Глава III. Как быть болваном

 

Переход от детства к отрочеству и таинственное преображение, создающее такое чудище, как школьник, можно пояснить небольшим примером. Заглавные греческие буквы — сфера тэты, препоясанная, словно Сатурн, или изогнутая чаша ипсилона сохраняют для меня очарование и тайну, как будто они начертаны на приглашении в райские края зари. Обычные, маленькие буквы, которые я лучше знаю, кажутся мне неприятными, словно комариный рой. Что до ударений, я сумел не выучить их за все школьные годы и несказанно ликовал, узнав попозже, что греки их тоже не учили, — приятно быть таким же невеждой, как Платон или Фукидид. Греческие прозаики и поэты, достойные изучения, их не знали, а изобрели их, если не ошибаюсь, гуманисты времен Возрождения. Однако сейчас нам важен простой психологический факт: заглавные буквы радуют меня до сих пор, строчные вызывают равнодушие, слегка окрашенное неприязнью, а ударения приводят в праведную ярость, доходящую до кощунства. По — видимому, дело в том, что греческие маюскулы (как и английские) я узнал дома, мне показали их шутки ради, когда я был совсем маленьким, а со всем остальным я познакомился в те годы, когда, как говорится, получал образование, другими словами — когда незнакомые люди учили меня тому, чего я знать не хотел.

• Предоставленные записи:
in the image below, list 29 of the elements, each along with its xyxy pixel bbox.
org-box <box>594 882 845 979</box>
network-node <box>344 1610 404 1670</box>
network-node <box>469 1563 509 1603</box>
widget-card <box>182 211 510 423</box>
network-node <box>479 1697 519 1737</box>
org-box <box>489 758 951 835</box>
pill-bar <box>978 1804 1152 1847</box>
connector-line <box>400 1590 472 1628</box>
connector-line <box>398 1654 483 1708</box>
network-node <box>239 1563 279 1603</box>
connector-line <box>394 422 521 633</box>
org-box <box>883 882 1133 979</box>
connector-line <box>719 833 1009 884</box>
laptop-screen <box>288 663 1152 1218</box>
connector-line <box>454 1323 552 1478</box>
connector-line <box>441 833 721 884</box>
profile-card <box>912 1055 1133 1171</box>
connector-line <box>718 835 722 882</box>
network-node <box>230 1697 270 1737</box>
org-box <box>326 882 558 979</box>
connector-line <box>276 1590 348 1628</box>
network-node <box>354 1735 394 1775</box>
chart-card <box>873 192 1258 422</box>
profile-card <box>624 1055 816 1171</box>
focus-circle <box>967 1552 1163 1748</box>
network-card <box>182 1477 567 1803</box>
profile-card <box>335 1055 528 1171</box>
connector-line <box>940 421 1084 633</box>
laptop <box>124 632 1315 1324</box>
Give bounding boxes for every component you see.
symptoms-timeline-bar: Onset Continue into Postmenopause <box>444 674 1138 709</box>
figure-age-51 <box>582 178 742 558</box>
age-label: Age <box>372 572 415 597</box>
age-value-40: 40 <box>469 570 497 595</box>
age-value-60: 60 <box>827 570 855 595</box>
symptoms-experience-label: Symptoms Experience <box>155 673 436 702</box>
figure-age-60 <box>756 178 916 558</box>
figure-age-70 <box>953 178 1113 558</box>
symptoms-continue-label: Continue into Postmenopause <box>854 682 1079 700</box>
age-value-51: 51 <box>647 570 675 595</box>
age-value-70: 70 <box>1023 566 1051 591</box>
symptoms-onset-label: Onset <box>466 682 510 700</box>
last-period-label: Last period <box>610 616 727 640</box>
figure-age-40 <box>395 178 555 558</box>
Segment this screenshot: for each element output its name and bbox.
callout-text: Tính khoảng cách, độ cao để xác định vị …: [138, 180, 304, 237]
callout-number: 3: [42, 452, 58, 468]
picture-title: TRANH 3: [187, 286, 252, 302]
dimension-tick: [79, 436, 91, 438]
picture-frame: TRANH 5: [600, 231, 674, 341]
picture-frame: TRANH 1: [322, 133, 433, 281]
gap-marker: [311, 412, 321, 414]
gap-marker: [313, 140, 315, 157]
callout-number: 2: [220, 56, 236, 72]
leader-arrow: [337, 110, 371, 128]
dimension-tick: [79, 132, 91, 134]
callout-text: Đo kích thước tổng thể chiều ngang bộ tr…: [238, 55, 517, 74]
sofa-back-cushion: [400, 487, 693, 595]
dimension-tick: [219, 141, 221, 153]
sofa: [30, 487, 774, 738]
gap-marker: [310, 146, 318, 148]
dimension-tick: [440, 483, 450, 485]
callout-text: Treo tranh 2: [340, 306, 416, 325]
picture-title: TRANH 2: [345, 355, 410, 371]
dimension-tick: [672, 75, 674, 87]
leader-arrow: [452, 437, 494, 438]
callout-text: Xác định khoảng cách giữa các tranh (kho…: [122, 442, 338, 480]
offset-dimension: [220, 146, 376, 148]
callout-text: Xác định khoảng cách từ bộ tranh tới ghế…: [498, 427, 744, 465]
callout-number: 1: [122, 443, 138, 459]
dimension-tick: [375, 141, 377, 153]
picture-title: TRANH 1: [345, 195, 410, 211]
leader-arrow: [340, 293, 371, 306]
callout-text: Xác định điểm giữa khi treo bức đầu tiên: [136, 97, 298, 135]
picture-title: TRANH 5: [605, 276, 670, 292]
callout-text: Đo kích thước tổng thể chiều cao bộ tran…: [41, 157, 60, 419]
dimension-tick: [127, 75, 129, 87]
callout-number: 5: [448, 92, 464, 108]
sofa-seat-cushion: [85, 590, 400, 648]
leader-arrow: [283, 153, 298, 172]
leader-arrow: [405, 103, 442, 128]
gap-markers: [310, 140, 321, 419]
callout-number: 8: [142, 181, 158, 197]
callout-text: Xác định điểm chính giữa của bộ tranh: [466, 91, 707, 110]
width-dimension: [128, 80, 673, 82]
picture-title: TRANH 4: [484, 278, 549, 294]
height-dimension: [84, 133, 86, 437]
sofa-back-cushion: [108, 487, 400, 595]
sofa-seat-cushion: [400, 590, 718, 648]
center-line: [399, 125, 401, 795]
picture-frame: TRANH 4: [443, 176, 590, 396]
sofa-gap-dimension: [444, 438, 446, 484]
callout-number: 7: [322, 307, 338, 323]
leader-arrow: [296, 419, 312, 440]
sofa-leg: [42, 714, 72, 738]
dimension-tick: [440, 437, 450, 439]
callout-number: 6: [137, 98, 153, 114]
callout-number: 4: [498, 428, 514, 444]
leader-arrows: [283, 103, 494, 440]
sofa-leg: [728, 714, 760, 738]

• Задания к упражнению:
(1) Переведите на английский язык это предложение из текста о греческих буквах: «Обычные, маленькие буквы, которые я лучше знаю, кажутся мне неприятными, словно комариный рой».
(2) Продолжите текст о греческих буквах и школьных годах, начиная сразу после его последнего предложения.

• Список ответов:
(1) The ordinary small letters, which I know better, seem unpleasant to me, like a swarm of mosquitoes.

(2)
Сказал я все это, чтобы свидетельствовать, что в шесть лет я был гораздо умней и свободней, чем в шестнадцать. Никаких педагогических теорий я на этом не основываю, упаси Господи, и не собираюсь в приятной современной манере ругать моих учителей за то, что не выучил их уроков. Может быть, теперь, в улучшенных школах, школьники избежали ударений, отказавшись от греческого. Словом, я полностью на стороне учителей, а не на своей собственной. Я очень рад, что мне не совсем удалось увернуться от латыни, и я в какой‑то мере заразился языком Аристотеля. Во всяком случае я знаю достаточно, чтобы посмеяться, когда говорят, как сказали только вчера, что этот язык неуместен в эру демократии; правда, надо признать, что самое слово перешло из греческого языка в газетный. Но сейчас я говорю о личных или психологических делах, свидетельствуя о том, что по какой‑то причине мальчик нередко переходит от поры, когда хочет знать почти все, к поре, когда не хочет знать ничего.